▶ **Required work**
Type out the records that follow, exactly as given.

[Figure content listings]
━━━━━━━━━━━━━━━━

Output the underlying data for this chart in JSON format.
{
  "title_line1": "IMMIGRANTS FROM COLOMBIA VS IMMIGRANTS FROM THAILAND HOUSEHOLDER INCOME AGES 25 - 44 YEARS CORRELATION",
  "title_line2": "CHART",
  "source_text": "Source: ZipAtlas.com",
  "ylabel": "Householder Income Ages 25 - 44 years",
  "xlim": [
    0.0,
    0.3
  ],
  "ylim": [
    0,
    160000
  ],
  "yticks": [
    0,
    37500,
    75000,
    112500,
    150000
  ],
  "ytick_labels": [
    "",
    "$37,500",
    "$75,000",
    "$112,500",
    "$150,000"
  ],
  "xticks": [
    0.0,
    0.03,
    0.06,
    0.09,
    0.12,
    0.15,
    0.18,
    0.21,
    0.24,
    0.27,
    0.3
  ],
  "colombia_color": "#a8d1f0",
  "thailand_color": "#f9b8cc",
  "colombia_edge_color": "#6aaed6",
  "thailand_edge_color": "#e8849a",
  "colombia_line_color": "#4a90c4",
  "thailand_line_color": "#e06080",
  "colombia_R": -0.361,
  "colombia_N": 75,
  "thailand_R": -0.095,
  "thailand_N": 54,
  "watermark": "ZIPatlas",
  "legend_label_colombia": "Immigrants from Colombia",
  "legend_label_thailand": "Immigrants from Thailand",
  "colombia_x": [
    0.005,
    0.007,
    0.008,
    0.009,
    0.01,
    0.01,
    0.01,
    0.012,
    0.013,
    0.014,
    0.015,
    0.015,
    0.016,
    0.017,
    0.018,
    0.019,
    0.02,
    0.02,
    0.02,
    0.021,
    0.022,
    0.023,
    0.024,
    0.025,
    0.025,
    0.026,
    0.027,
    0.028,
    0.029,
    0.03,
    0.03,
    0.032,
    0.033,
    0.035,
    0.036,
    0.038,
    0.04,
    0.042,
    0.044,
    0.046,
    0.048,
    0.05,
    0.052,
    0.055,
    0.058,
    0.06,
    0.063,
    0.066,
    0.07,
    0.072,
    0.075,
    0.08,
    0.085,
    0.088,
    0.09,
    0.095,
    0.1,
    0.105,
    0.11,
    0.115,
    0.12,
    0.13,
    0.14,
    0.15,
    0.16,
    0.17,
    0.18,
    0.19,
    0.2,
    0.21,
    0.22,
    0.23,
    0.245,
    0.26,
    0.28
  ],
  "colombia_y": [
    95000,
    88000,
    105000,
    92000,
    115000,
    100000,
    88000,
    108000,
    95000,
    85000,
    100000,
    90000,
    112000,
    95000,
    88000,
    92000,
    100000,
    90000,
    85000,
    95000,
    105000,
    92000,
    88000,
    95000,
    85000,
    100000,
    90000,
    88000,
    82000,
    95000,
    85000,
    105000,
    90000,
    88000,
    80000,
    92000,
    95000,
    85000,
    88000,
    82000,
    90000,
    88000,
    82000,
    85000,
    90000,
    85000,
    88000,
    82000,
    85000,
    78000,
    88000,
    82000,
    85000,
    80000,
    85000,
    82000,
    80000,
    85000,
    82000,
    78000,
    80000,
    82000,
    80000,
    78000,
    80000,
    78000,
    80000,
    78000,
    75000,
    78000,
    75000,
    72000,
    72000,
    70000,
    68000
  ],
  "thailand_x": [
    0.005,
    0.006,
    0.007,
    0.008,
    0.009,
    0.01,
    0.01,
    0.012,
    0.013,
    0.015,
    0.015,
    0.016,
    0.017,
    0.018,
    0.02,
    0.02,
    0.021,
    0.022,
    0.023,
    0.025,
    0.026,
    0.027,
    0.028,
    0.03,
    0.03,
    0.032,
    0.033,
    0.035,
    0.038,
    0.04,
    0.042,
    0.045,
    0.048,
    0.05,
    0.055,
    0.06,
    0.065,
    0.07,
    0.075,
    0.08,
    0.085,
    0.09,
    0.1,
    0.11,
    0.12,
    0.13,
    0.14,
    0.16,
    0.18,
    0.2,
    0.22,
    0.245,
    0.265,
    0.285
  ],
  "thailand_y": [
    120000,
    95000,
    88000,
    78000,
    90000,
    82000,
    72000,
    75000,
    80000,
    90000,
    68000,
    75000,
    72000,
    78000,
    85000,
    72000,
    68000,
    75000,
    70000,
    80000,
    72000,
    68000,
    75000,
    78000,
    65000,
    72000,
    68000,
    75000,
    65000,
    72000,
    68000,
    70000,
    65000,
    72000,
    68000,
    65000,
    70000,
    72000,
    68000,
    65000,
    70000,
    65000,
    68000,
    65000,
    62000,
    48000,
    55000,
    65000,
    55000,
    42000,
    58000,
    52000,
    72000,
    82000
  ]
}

━━━━━━━━━━━━━━━━

▶ **Output for this task**
Output the underlying data for this chart in JSON format.
{
  "title_line1": "IMMIGRANTS FROM COLOMBIA VS IMMIGRANTS FROM THAILAND HOUSEHOLDER INCOME AGES 25 - 44 YEARS CORRELATION",
  "title_line2": "CHART",
  "source_text": "Source: ZipAtlas.com",
  "ylabel": "Householder Income Ages 25 - 44 years",
  "xlim": [
    0.0,
    0.3
  ],
  "ylim": [
    0,
    160000
  ],
  "yticks": [
    0,
    37500,
    75000,
    112500,
    150000
  ],
  "ytick_labels": [
    "",
    "$37,500",
    "$75,000",
    "$112,500",
    "$150,000"
  ],
  "xticks": [
    0.0,
    0.03,
    0.06,
    0.09,
    0.12,
    0.15,
    0.18,
    0.21,
    0.24,
    0.27,
    0.3
  ],
  "colombia_color": "#a8d1f0",
  "thailand_color": "#f9b8cc",
  "colombia_edge_color": "#6aaed6",
  "thailand_edge_color": "#e8849a",
  "colombia_line_color": "#4a90c4",
  "thailand_line_color": "#e06080",
  "colombia_R": -0.361,
  "colombia_N": 75,
  "thailand_R": -0.095,
  "thailand_N": 54,
  "watermark": "ZIPatlas",
  "legend_label_colombia": "Immigrants from Colombia",
  "legend_label_thailand": "Immigrants from Thailand",
  "colombia_x": [
    0.005,
    0.007,
    0.008,
    0.009,
    0.01,
    0.01,
    0.01,
    0.012,
    0.013,
    0.014,
    0.015,
    0.015,
    0.016,
    0.017,
    0.018,
    0.019,
    0.02,
    0.02,
    0.02,
    0.021,
    0.022,
    0.023,
    0.024,
    0.025,
    0.025,
    0.026,
    0.027,
    0.028,
    0.029,
    0.03,
    0.03,
    0.032,
    0.033,
    0.035,
    0.036,
    0.038,
    0.04,
    0.042,
    0.044,
    0.046,
    0.048,
    0.05,
    0.052,
    0.055,
    0.058,
    0.06,
    0.063,
    0.066,
    0.07,
    0.072,
    0.075,
    0.08,
    0.085,
    0.088,
    0.09,
    0.095,
    0.1,
    0.105,
    0.11,
    0.115,
    0.12,
    0.13,
    0.14,
    0.15,
    0.16,
    0.17,
    0.18,
    0.19,
    0.2,
    0.21,
    0.22,
    0.23,
    0.245,
    0.26,
    0.28
  ],
  "colombia_y": [
    95000,
    88000,
    105000,
    92000,
    115000,
    100000,
    88000,
    108000,
    95000,
    85000,
    100000,
    90000,
    112000,
    95000,
    88000,
    92000,
    100000,
    90000,
    85000,
    95000,
    105000,
    92000,
    88000,
    95000,
    85000,
    100000,
    90000,
    88000,
    82000,
    95000,
    85000,
    105000,
    90000,
    88000,
    80000,
    92000,
    95000,
    85000,
    88000,
    82000,
    90000,
    88000,
    82000,
    85000,
    90000,
    85000,
    88000,
    82000,
    85000,
    78000,
    88000,
    82000,
    85000,
    80000,
    85000,
    82000,
    80000,
    85000,
    82000,
    78000,
    80000,
    82000,
    80000,
    78000,
    80000,
    78000,
    80000,
    78000,
    75000,
    78000,
    75000,
    72000,
    72000,
    70000,
    68000
  ],
  "thailand_x": [
    0.005,
    0.006,
    0.007,
    0.008,
    0.009,
    0.01,
    0.01,
    0.012,
    0.013,
    0.015,
    0.015,
    0.016,
    0.017,
    0.018,
    0.02,
    0.02,
    0.021,
    0.022,
    0.023,
    0.025,
    0.026,
    0.027,
    0.028,
    0.03,
    0.03,
    0.032,
    0.033,
    0.035,
    0.038,
    0.04,
    0.042,
    0.045,
    0.048,
    0.05,
    0.055,
    0.06,
    0.065,
    0.07,
    0.075,
    0.08,
    0.085,
    0.09,
    0.1,
    0.11,
    0.12,
    0.13,
    0.14,
    0.16,
    0.18,
    0.2,
    0.22,
    0.245,
    0.265,
    0.285
  ],
  "thailand_y": [
    120000,
    95000,
    88000,
    78000,
    90000,
    82000,
    72000,
    75000,
    80000,
    90000,
    68000,
    75000,
    72000,
    78000,
    85000,
    72000,
    68000,
    75000,
    70000,
    80000,
    72000,
    68000,
    75000,
    78000,
    65000,
    72000,
    68000,
    75000,
    65000,
    72000,
    68000,
    70000,
    65000,
    72000,
    68000,
    65000,
    70000,
    72000,
    68000,
    65000,
    70000,
    65000,
    68000,
    65000,
    62000,
    48000,
    55000,
    65000,
    55000,
    42000,
    58000,
    52000,
    72000,
    82000
  ]
}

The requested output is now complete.